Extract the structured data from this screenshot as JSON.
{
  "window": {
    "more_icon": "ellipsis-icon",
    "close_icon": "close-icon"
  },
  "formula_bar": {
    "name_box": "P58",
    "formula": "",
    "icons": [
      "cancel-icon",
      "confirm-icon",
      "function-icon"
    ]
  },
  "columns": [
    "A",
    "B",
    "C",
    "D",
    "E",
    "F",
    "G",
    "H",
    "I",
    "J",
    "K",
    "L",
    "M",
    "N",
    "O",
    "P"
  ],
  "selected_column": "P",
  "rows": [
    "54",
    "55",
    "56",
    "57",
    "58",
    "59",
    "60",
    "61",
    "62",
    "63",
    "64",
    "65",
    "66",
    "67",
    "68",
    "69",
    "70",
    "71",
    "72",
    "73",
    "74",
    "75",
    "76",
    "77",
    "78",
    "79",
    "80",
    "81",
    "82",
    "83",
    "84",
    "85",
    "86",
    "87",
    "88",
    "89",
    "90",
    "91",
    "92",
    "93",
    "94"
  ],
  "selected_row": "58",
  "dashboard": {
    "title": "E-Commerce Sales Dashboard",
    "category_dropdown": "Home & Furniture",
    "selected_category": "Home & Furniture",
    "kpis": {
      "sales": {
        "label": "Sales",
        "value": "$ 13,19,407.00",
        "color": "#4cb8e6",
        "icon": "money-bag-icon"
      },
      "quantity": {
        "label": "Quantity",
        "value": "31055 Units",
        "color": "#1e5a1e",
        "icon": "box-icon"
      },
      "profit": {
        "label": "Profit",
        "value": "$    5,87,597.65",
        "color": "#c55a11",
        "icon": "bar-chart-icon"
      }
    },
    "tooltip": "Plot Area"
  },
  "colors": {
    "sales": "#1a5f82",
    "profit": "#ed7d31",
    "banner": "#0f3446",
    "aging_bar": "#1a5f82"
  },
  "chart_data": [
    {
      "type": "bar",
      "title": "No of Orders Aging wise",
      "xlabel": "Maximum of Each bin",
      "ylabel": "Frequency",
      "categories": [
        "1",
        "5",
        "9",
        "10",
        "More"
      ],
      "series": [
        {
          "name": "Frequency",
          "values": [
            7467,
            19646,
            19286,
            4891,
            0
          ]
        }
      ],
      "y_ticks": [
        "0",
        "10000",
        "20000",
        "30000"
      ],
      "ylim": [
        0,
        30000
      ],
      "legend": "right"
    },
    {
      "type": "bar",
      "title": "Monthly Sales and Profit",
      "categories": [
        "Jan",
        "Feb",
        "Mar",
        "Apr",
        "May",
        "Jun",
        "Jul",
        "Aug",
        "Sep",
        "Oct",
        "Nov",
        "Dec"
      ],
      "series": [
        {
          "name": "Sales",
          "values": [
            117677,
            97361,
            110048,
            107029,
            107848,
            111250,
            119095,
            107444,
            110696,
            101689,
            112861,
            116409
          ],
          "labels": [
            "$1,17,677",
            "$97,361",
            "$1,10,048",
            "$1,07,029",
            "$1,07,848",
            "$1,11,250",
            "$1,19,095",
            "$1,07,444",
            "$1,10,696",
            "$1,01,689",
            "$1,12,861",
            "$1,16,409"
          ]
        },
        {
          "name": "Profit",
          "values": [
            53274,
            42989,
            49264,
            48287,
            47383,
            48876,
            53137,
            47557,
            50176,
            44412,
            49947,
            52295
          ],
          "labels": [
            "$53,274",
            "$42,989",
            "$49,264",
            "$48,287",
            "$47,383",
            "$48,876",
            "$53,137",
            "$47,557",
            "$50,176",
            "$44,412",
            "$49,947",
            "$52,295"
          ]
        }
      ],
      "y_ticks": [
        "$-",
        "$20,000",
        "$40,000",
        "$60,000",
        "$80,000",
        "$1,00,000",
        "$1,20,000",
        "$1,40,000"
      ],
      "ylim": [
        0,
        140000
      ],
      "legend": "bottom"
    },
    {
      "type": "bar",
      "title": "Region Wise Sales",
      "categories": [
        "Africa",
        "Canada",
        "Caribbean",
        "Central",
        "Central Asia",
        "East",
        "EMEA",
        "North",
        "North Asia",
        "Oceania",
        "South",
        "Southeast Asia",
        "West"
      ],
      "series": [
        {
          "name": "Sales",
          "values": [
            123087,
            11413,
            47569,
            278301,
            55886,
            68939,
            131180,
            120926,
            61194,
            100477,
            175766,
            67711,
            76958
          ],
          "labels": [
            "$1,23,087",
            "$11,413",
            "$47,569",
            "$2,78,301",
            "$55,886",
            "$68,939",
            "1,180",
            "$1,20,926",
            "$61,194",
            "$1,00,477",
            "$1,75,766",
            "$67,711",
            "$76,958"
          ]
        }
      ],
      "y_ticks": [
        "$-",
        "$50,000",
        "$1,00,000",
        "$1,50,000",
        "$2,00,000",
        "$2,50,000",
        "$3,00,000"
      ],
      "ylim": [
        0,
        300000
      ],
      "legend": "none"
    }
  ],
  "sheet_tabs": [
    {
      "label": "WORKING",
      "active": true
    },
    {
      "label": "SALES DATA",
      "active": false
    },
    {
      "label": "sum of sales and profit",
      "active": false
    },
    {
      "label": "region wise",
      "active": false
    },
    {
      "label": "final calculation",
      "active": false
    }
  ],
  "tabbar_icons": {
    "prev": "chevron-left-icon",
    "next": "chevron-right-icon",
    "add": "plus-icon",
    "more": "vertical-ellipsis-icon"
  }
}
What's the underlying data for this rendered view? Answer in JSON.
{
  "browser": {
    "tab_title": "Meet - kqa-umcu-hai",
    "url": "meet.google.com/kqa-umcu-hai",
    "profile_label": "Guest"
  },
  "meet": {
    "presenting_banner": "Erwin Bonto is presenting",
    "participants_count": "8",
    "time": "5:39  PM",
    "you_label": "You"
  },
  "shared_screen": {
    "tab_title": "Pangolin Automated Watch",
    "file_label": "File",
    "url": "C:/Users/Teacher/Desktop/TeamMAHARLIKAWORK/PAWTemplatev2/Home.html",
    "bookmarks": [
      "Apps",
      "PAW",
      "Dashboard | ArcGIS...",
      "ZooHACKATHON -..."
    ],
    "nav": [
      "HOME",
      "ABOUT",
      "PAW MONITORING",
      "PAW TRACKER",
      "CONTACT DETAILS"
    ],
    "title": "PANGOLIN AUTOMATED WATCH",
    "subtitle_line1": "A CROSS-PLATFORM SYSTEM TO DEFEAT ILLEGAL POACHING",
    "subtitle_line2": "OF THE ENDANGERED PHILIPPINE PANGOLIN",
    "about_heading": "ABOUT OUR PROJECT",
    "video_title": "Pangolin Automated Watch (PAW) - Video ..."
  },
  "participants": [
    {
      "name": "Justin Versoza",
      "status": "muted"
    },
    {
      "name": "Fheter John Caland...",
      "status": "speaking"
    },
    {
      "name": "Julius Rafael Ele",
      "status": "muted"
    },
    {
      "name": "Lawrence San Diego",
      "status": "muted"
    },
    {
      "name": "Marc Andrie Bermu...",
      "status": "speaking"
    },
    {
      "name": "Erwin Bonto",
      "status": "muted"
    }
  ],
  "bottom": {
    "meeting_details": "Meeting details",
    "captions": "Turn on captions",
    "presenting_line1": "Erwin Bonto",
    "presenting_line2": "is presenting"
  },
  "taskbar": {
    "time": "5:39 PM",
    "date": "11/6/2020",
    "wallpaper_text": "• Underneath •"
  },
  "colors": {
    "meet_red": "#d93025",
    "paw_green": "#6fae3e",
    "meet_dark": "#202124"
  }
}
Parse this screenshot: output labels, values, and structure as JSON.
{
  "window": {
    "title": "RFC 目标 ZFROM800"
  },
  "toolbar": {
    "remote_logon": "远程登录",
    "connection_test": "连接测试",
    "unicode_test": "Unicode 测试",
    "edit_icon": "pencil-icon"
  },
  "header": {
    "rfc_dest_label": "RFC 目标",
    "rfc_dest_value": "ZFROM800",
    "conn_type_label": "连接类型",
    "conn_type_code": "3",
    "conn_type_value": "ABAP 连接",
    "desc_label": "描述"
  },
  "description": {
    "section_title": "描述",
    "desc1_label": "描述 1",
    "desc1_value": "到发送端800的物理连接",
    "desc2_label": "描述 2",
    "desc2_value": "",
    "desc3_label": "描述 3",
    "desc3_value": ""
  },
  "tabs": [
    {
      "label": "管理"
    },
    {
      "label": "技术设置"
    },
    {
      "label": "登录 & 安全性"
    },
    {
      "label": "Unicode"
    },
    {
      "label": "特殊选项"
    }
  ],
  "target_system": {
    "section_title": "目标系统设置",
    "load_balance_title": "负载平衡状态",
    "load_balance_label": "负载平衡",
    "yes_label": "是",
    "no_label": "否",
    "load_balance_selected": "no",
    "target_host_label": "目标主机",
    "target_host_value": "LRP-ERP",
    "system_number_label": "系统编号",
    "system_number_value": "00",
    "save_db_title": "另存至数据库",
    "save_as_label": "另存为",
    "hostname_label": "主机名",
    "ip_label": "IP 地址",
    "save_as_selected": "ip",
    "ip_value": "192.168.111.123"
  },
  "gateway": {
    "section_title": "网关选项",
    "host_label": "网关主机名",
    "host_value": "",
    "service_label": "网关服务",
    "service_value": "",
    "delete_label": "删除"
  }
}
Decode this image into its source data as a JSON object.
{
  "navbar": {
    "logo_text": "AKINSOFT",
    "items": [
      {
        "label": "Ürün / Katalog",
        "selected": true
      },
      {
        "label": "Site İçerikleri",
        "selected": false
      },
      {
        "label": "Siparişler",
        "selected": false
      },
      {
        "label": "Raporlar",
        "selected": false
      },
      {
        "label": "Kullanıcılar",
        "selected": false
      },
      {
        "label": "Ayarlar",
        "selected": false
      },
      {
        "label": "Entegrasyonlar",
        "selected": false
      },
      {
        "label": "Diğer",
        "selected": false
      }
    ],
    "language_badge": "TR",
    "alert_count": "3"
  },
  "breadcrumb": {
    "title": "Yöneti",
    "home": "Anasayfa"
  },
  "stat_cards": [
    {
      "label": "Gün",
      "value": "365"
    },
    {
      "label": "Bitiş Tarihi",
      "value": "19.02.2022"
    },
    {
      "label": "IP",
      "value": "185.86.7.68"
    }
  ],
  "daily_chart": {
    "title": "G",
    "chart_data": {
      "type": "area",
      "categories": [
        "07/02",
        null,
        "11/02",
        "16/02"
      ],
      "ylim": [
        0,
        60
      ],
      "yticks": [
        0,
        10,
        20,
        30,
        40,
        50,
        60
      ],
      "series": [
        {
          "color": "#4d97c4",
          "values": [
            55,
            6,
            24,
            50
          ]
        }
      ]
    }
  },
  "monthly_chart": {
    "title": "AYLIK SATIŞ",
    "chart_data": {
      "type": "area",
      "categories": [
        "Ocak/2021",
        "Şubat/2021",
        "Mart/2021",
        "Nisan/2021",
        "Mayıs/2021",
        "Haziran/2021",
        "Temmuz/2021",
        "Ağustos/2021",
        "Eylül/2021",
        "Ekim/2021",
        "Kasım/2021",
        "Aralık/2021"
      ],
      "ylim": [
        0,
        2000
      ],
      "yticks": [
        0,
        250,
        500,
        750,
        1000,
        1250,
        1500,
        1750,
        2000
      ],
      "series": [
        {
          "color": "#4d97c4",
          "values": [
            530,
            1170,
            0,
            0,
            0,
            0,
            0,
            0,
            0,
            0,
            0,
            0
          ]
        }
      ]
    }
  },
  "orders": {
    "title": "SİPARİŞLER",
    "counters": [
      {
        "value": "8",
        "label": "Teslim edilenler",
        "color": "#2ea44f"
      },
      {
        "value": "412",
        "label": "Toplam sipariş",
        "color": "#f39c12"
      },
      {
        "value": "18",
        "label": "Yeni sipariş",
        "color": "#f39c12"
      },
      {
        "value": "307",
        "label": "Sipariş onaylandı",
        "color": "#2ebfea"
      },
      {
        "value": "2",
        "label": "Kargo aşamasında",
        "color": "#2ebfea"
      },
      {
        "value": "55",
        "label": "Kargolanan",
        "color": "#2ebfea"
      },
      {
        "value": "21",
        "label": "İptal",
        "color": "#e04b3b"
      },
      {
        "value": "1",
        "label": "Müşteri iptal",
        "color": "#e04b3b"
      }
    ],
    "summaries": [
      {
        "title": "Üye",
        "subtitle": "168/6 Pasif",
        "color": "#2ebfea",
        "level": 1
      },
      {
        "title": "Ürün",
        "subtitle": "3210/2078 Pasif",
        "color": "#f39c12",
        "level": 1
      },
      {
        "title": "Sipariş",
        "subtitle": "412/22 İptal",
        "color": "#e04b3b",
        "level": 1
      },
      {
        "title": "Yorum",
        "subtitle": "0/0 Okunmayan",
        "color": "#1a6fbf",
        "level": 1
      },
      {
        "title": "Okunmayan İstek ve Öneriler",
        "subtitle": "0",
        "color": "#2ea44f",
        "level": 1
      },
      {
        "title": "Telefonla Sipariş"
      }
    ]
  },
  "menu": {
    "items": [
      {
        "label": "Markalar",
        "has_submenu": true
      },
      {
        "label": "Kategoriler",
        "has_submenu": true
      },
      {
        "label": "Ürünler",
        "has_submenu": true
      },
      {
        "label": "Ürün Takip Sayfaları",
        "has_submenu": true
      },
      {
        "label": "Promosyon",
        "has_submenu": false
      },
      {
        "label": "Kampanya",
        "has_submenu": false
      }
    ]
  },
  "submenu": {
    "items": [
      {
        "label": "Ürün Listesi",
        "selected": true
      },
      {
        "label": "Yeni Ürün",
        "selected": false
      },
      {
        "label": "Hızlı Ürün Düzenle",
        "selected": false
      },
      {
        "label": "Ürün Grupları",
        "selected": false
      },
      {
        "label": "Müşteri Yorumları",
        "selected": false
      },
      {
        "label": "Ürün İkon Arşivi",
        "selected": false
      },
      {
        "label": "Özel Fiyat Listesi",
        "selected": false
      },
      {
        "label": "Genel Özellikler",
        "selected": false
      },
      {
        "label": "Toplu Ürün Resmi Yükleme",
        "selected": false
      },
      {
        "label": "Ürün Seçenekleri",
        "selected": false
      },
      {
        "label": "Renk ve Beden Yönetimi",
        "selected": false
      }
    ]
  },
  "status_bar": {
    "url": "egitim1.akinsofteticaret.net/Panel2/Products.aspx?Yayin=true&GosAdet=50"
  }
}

------------------------------------------------

To do: State how many lines hold the word "Müşteri". The number is the whole answer.

Answer below: 2